* _Document section_:
We observed that contextual changes disrupted our production activity and reduced the comfort of our teams.
We are experimenting with the possibility of allowing robots to anticipate these contextual changes by monitoring activity in real time and by defining thresholds which trigger some communication (email alert, conversational bot, etc.).
In order to improve Human(s)-Machine(s) interactions and to develop a form of reactivity and therefore adaptability, we are also currently working on the gamification process of the activity (prioritization badge, point by task, specific status of the contributor, ...).
We will talk again about these aspects of Community Management in 2022.
What about Trust?
The authors point to the concept of trust as central to the quality of Human(s)-Machine(s) interactions. (Tellex et al., 2020)
We have spoken a lot about trust all along this post. However we have not defined it.
What is it exactly? How do you define “Trust”? Some kind of scoring? and for which purpose? Moreover it does not appear in the Human(s)-Machine(s) Team model we saw earlier.

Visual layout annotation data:
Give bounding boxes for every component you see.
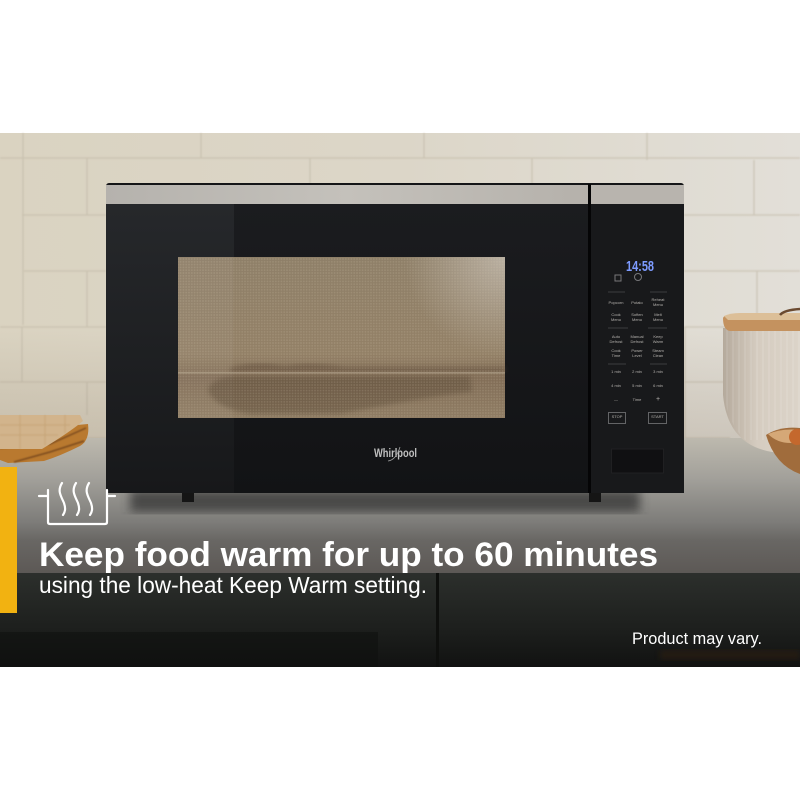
defrost and cook keys: Warm bbox=[653, 339, 664, 344]
subheading: using the low-heat Keep Warm setting. bbox=[39, 572, 427, 598]
stop button bbox=[608, 412, 626, 424]
time adjust keys: + bbox=[656, 396, 660, 403]
defrost and cook keys: Time bbox=[612, 353, 621, 358]
menu keys: Menu bbox=[611, 317, 621, 322]
menu keys: Melt bbox=[654, 312, 663, 317]
defrost and cook keys: Level bbox=[632, 353, 642, 358]
defrost and cook keys: Keep bbox=[653, 334, 663, 339]
quick minute keys: 5 min bbox=[632, 383, 642, 388]
menu keys: Popcorn bbox=[609, 300, 623, 305]
ceramic canister with wooden lid bbox=[723, 309, 800, 453]
quick minute keys: 3 min bbox=[653, 369, 663, 374]
stop button: STOP bbox=[612, 414, 623, 419]
control panel bbox=[608, 258, 667, 473]
microwave feet bbox=[182, 492, 601, 502]
quick minute keys: 4 min bbox=[611, 383, 621, 388]
time adjust keys bbox=[614, 396, 660, 403]
start button: START bbox=[651, 414, 664, 419]
quick minute keys: 2 min bbox=[632, 369, 642, 374]
quick minute keys: 6 min bbox=[653, 383, 663, 388]
wooden bowl with fruit bbox=[766, 428, 800, 474]
menu keys: Soften bbox=[631, 312, 643, 317]
quick minute keys bbox=[608, 364, 667, 388]
icon: pot with steam bbox=[39, 483, 115, 524]
menu keys: Menu bbox=[653, 317, 663, 322]
defrost and cook keys: Defrost bbox=[610, 339, 623, 344]
display status icons bbox=[615, 274, 642, 281]
microwave shadow on counter bbox=[130, 490, 640, 512]
defrost and cook keys: Power bbox=[631, 348, 643, 353]
door glass bbox=[106, 204, 588, 493]
control panel surface bbox=[591, 204, 684, 493]
time adjust keys: Time bbox=[633, 397, 642, 402]
door release panel bbox=[612, 449, 664, 473]
defrost and cook keys: Auto bbox=[612, 334, 621, 339]
quick minute keys: 1 min bbox=[611, 369, 621, 374]
microwave body bbox=[106, 183, 684, 493]
microwave bbox=[106, 183, 684, 502]
defrost and cook keys: Cook bbox=[611, 348, 621, 353]
menu keys bbox=[608, 292, 667, 322]
time adjust keys: — bbox=[614, 397, 618, 402]
start button bbox=[648, 412, 666, 424]
control panel top trim bbox=[591, 185, 684, 204]
Whirlpool logo: Whirlpool bbox=[374, 446, 417, 460]
defrost and cook keys: Manual bbox=[630, 334, 644, 339]
menu keys: Cook bbox=[611, 312, 621, 317]
heading: Keep food warm for up to 60 minutes bbox=[39, 536, 658, 574]
folded kitchen towel bbox=[0, 415, 88, 463]
digital clock display: 14:58 bbox=[626, 258, 654, 275]
disclaimer: Product may vary. bbox=[632, 630, 762, 648]
door window with mesh bbox=[178, 257, 505, 418]
menu keys: Potato bbox=[631, 300, 644, 305]
defrost and cook keys bbox=[608, 328, 667, 358]
dark lower cabinet bbox=[0, 573, 800, 667]
menu keys: Menu bbox=[653, 302, 663, 307]
defrost and cook keys: Defrost bbox=[631, 339, 644, 344]
countertop bbox=[0, 438, 800, 574]
door seam bbox=[588, 184, 591, 493]
photo: kitchen scene background bbox=[0, 133, 800, 667]
yellow accent bar bbox=[0, 467, 17, 613]
menu keys: Menu bbox=[632, 317, 642, 322]
defrost and cook keys: Clean bbox=[653, 353, 663, 358]
defrost and cook keys: Steam bbox=[652, 348, 664, 353]
menu keys: Reheat bbox=[652, 297, 665, 302]
tiled wall bbox=[0, 133, 800, 443]
stainless top trim bbox=[106, 185, 588, 204]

* _The tasks_:
[A] In the text on human-machine interaction, shorten the paragraph beginning "In order to improve Human(s)-Machine(s) interactions" while keeping its main facts.
[B] Copy the lines of the records from the line with "defrost and cook keys: Warm" to the line with "control panel bbox=[608, 258, 667, 473]", both included.
The text and the records are separate material with no connection to each other.

* _The answers_:
[A] To improve human-machine interactions and build reactivity and adaptability, the team is working on gamifying the activity, for example with prioritization badges, points per task, and a specific status for contributors.

[B]
defrost and cook keys: Warm bbox=[653, 339, 664, 344]
subheading: using the low-heat Keep Warm setting. bbox=[39, 572, 427, 598]
stop button bbox=[608, 412, 626, 424]
time adjust keys: + bbox=[656, 396, 660, 403]
defrost and cook keys: Time bbox=[612, 353, 621, 358]
menu keys: Menu bbox=[611, 317, 621, 322]
menu keys: Melt bbox=[654, 312, 663, 317]
defrost and cook keys: Level bbox=[632, 353, 642, 358]
defrost and cook keys: Keep bbox=[653, 334, 663, 339]
quick minute keys: 5 min bbox=[632, 383, 642, 388]
menu keys: Popcorn bbox=[609, 300, 623, 305]
ceramic canister with wooden lid bbox=[723, 309, 800, 453]
quick minute keys: 3 min bbox=[653, 369, 663, 374]
stop button: STOP bbox=[612, 414, 623, 419]
control panel bbox=[608, 258, 667, 473]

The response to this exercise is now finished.